» **WRITTEN PROBLEM**:
Leave the pictures out. Return all other data exactly.

» **EXERCISE MATERIAL**:
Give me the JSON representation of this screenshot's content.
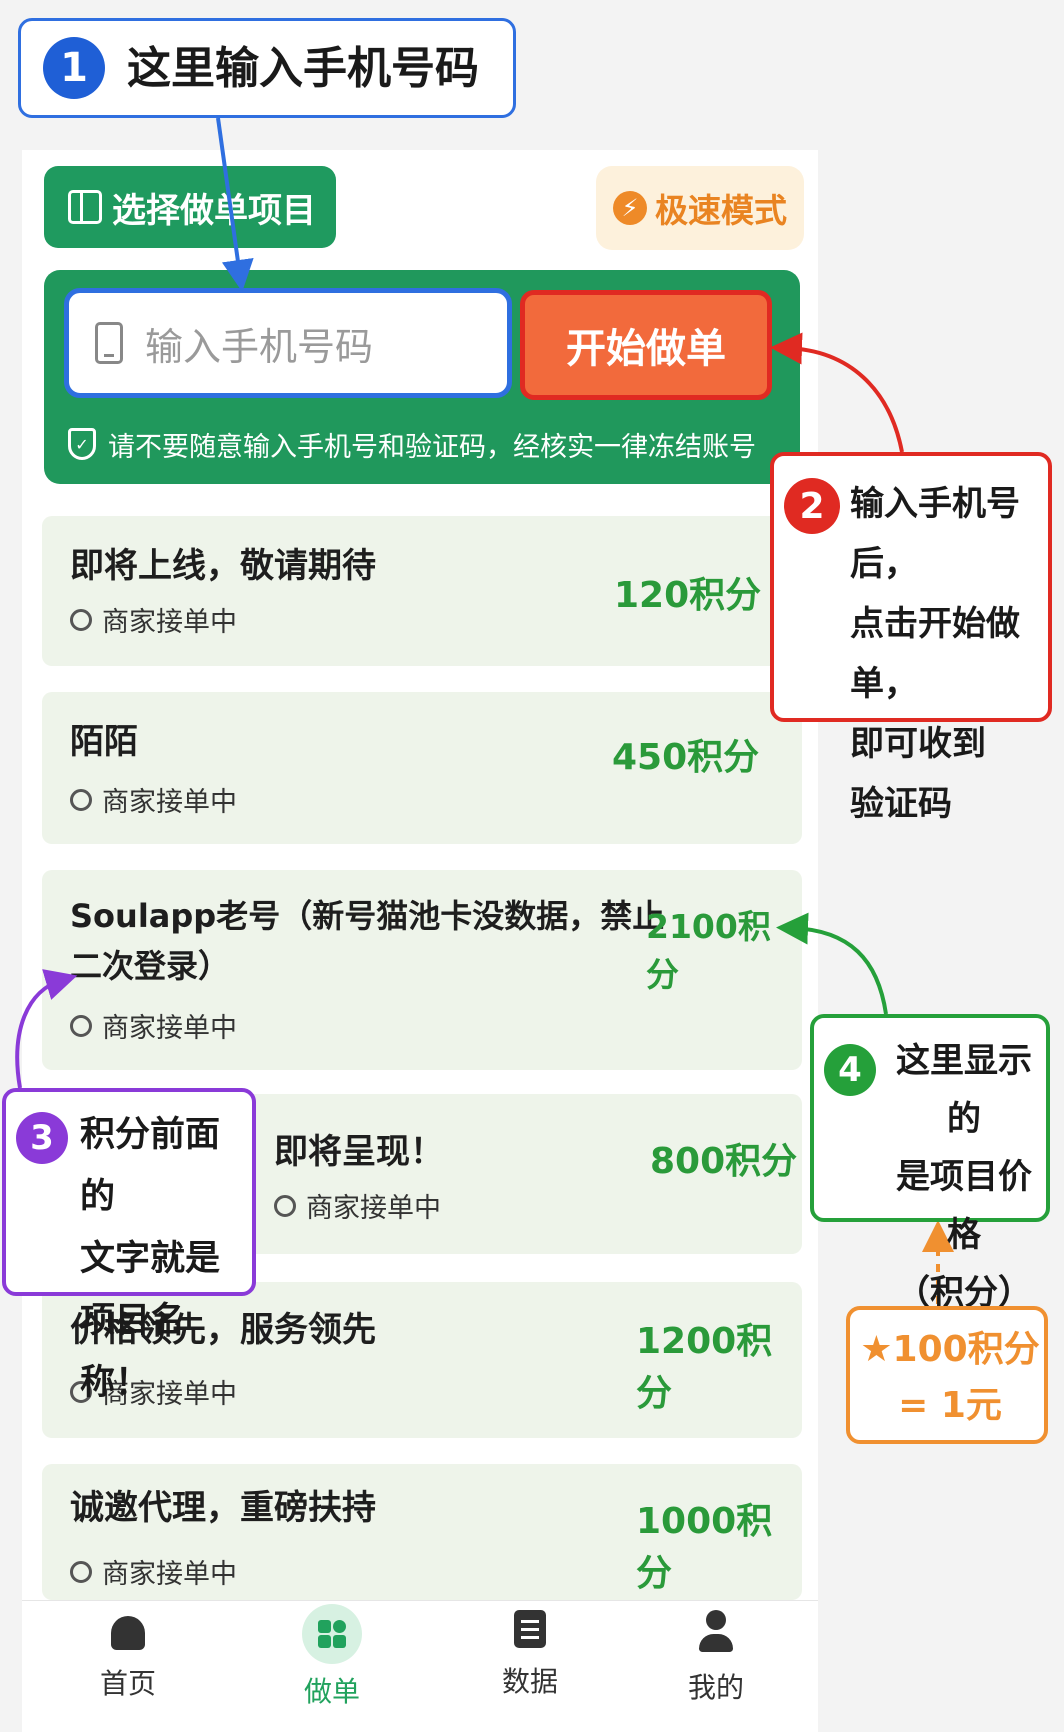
{
  "header": {
    "select_project_label": "选择做单项目",
    "speed_mode_label": "极速模式"
  },
  "order_form": {
    "phone_placeholder": "输入手机号码",
    "start_button_label": "开始做单",
    "warning_text": "请不要随意输入手机号和验证码，经核实一律冻结账号"
  },
  "projects": [
    {
      "name": "即将上线，敬请期待",
      "status": "商家接单中",
      "points": "120积分"
    },
    {
      "name": "陌陌",
      "status": "商家接单中",
      "points": "450积分"
    },
    {
      "name_line1": "Soulapp老号（新号猫池卡没数据，禁止",
      "name_line2": "二次登录）",
      "status": "商家接单中",
      "points": "2100积分"
    },
    {
      "name": "即将呈现！",
      "status": "商家接单中",
      "points": "800积分"
    },
    {
      "name": "价格领先，服务领先",
      "status": "商家接单中",
      "points": "1200积分"
    },
    {
      "name": "诚邀代理，重磅扶持",
      "status": "商家接单中",
      "points": "1000积分"
    }
  ],
  "tabs": [
    {
      "label": "首页",
      "icon": "home-icon"
    },
    {
      "label": "做单",
      "icon": "grid-icon",
      "active": true
    },
    {
      "label": "数据",
      "icon": "document-icon"
    },
    {
      "label": "我的",
      "icon": "user-icon"
    }
  ],
  "annotations": {
    "step1": {
      "number": "1",
      "text": "这里输入手机号码"
    },
    "step2": {
      "number": "2",
      "lines": [
        "输入手机号后，",
        "点击开始做单，",
        "即可收到",
        "验证码"
      ]
    },
    "step3": {
      "number": "3",
      "lines": [
        "积分前面的",
        "文字就是",
        "项目名称！"
      ]
    },
    "step4": {
      "number": "4",
      "lines": [
        "这里显示的",
        "是项目价格",
        "（积分）"
      ]
    },
    "rate": {
      "line1": "★100积分",
      "line2": "= 1元"
    }
  },
  "colors": {
    "primary_green": "#20985c",
    "start_red": "#f26a3c",
    "points_green": "#2a9a3a",
    "step1_blue": "#2f6fe0",
    "step2_red": "#e02a22",
    "step3_purple": "#8a3ad8",
    "step4_green": "#25a03a",
    "rate_orange": "#f09030"
  }
}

» **CORRECT ANSWER**:
Give me the JSON representation of this screenshot's content.
{
  "header": {
    "select_project_label": "选择做单项目",
    "speed_mode_label": "极速模式"
  },
  "order_form": {
    "phone_placeholder": "输入手机号码",
    "start_button_label": "开始做单",
    "warning_text": "请不要随意输入手机号和验证码，经核实一律冻结账号"
  },
  "projects": [
    {
      "name": "即将上线，敬请期待",
      "status": "商家接单中",
      "points": "120积分"
    },
    {
      "name": "陌陌",
      "status": "商家接单中",
      "points": "450积分"
    },
    {
      "name_line1": "Soulapp老号（新号猫池卡没数据，禁止",
      "name_line2": "二次登录）",
      "status": "商家接单中",
      "points": "2100积分"
    },
    {
      "name": "即将呈现！",
      "status": "商家接单中",
      "points": "800积分"
    },
    {
      "name": "价格领先，服务领先",
      "status": "商家接单中",
      "points": "1200积分"
    },
    {
      "name": "诚邀代理，重磅扶持",
      "status": "商家接单中",
      "points": "1000积分"
    }
  ],
  "tabs": [
    {
      "label": "首页",
      "icon": "home-icon"
    },
    {
      "label": "做单",
      "icon": "grid-icon",
      "active": true
    },
    {
      "label": "数据",
      "icon": "document-icon"
    },
    {
      "label": "我的",
      "icon": "user-icon"
    }
  ],
  "annotations": {
    "step1": {
      "number": "1",
      "text": "这里输入手机号码"
    },
    "step2": {
      "number": "2",
      "lines": [
        "输入手机号后，",
        "点击开始做单，",
        "即可收到",
        "验证码"
      ]
    },
    "step3": {
      "number": "3",
      "lines": [
        "积分前面的",
        "文字就是",
        "项目名称！"
      ]
    },
    "step4": {
      "number": "4",
      "lines": [
        "这里显示的",
        "是项目价格",
        "（积分）"
      ]
    },
    "rate": {
      "line1": "★100积分",
      "line2": "= 1元"
    }
  },
  "colors": {
    "primary_green": "#20985c",
    "start_red": "#f26a3c",
    "points_green": "#2a9a3a",
    "step1_blue": "#2f6fe0",
    "step2_red": "#e02a22",
    "step3_purple": "#8a3ad8",
    "step4_green": "#25a03a",
    "rate_orange": "#f09030"
  }
}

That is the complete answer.